▶ _WHAT THE EXERCISE ASKS_
List each line of the data that holds the string "color", please.

▶ _MATERIAL FOR THIS TASK_
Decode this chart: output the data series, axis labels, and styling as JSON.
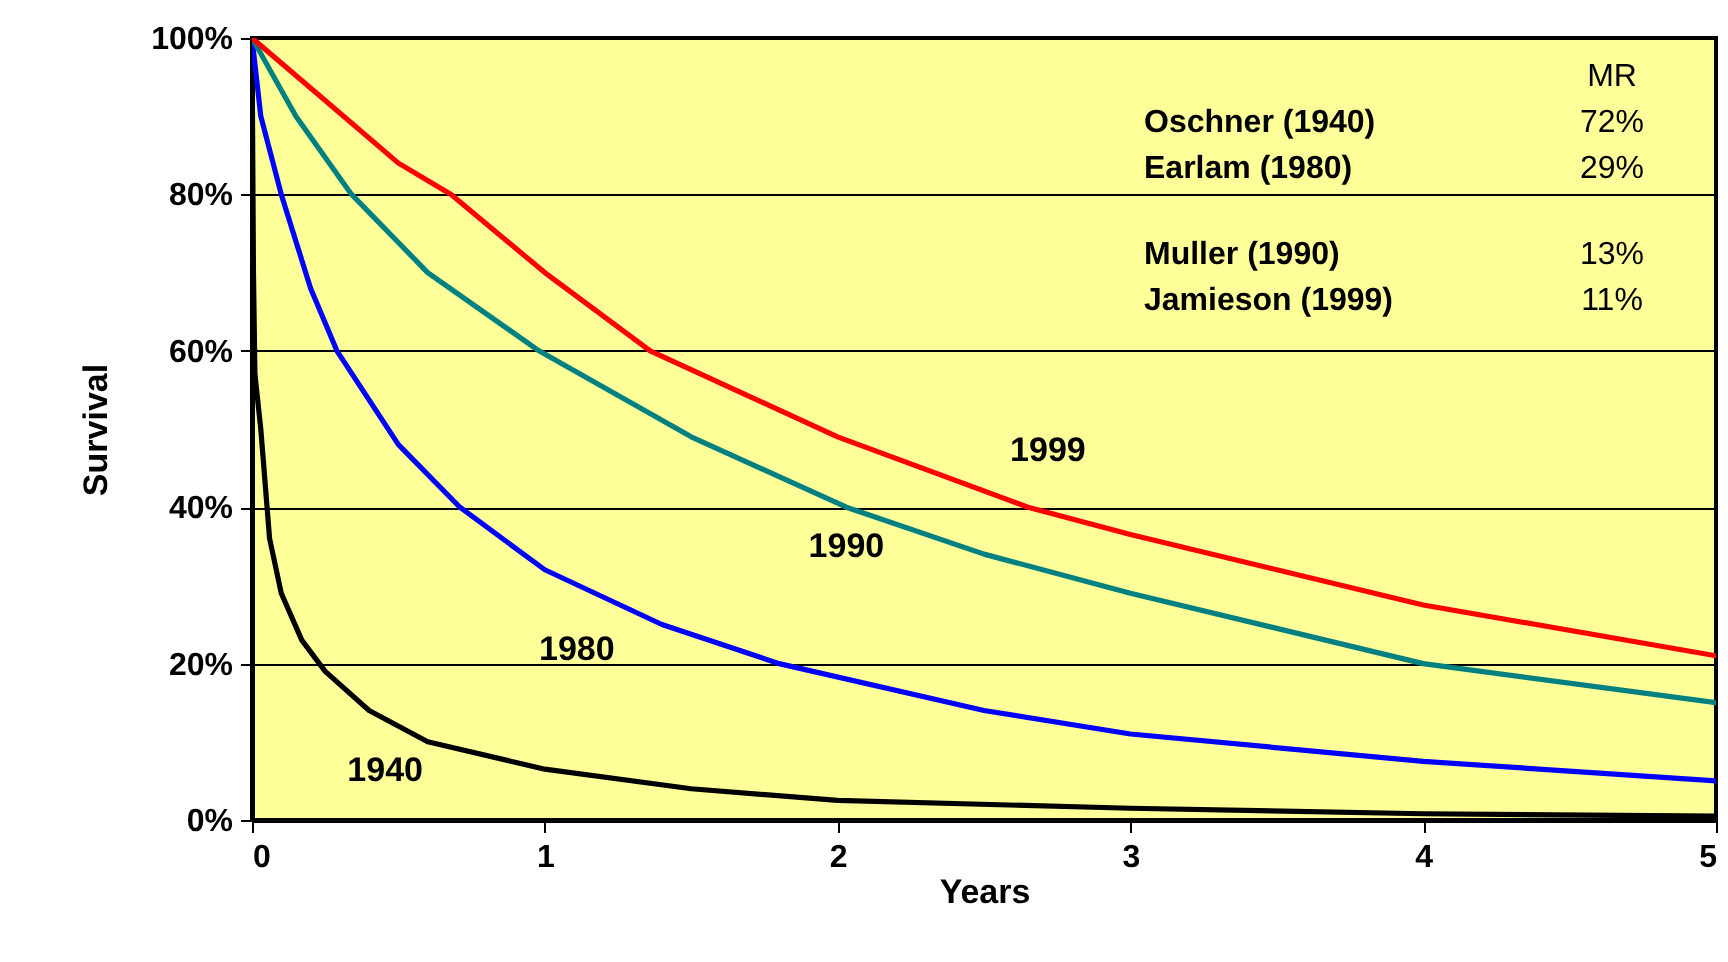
{
  "chart_data": {
    "type": "line",
    "xlabel": "Years",
    "ylabel": "Survival",
    "xlim": [
      0,
      5
    ],
    "xticks": [
      0,
      1,
      2,
      3,
      4,
      5
    ],
    "ylim": [
      0,
      100
    ],
    "yticks": [
      {
        "value": 0,
        "label": "0%"
      },
      {
        "value": 20,
        "label": "20%"
      },
      {
        "value": 40,
        "label": "40%"
      },
      {
        "value": 60,
        "label": "60%"
      },
      {
        "value": 80,
        "label": "80%"
      },
      {
        "value": 100,
        "label": "100%"
      }
    ],
    "grid": "y",
    "marker": "none",
    "line_style": "solid",
    "series": [
      {
        "name": "1940",
        "color": "#000000",
        "x": [
          0,
          0.005,
          0.01,
          0.03,
          0.06,
          0.1,
          0.17,
          0.25,
          0.4,
          0.6,
          1,
          1.5,
          2,
          3,
          4,
          5
        ],
        "values": [
          100,
          70,
          57,
          50,
          36,
          29,
          23,
          19,
          14,
          10,
          6.5,
          4,
          2.5,
          1.5,
          0.8,
          0.5
        ]
      },
      {
        "name": "1980",
        "color": "#0000ff",
        "x": [
          0,
          0.03,
          0.1,
          0.2,
          0.29,
          0.5,
          0.71,
          1,
          1.4,
          1.8,
          2.5,
          3,
          4,
          5
        ],
        "values": [
          100,
          90,
          80,
          68,
          60,
          48,
          40,
          32,
          25,
          20,
          14,
          11,
          7.5,
          5
        ]
      },
      {
        "name": "1990",
        "color": "#008080",
        "x": [
          0,
          0.15,
          0.34,
          0.6,
          0.98,
          1.5,
          2.03,
          2.5,
          3,
          4,
          5
        ],
        "values": [
          100,
          90,
          80,
          70,
          60,
          49,
          40,
          34,
          29,
          20,
          15
        ]
      },
      {
        "name": "1999",
        "color": "#ff0000",
        "x": [
          0,
          0.25,
          0.5,
          0.68,
          1,
          1.36,
          2,
          2.65,
          3,
          4,
          5
        ],
        "values": [
          100,
          92,
          84,
          80,
          70,
          60,
          49,
          40,
          36.5,
          27.5,
          21
        ]
      }
    ],
    "annotations": [
      "MR",
      "Oschner (1940)",
      "72%",
      "Earlam (1980)",
      "29%",
      "Muller (1990)",
      "13%",
      "Jamieson (1999)",
      "11%"
    ]
  }
}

▶ _TASK ANSWER_
        "color": "#000000",
        "color": "#0000ff",
        "color": "#008080",
        "color": "#ff0000",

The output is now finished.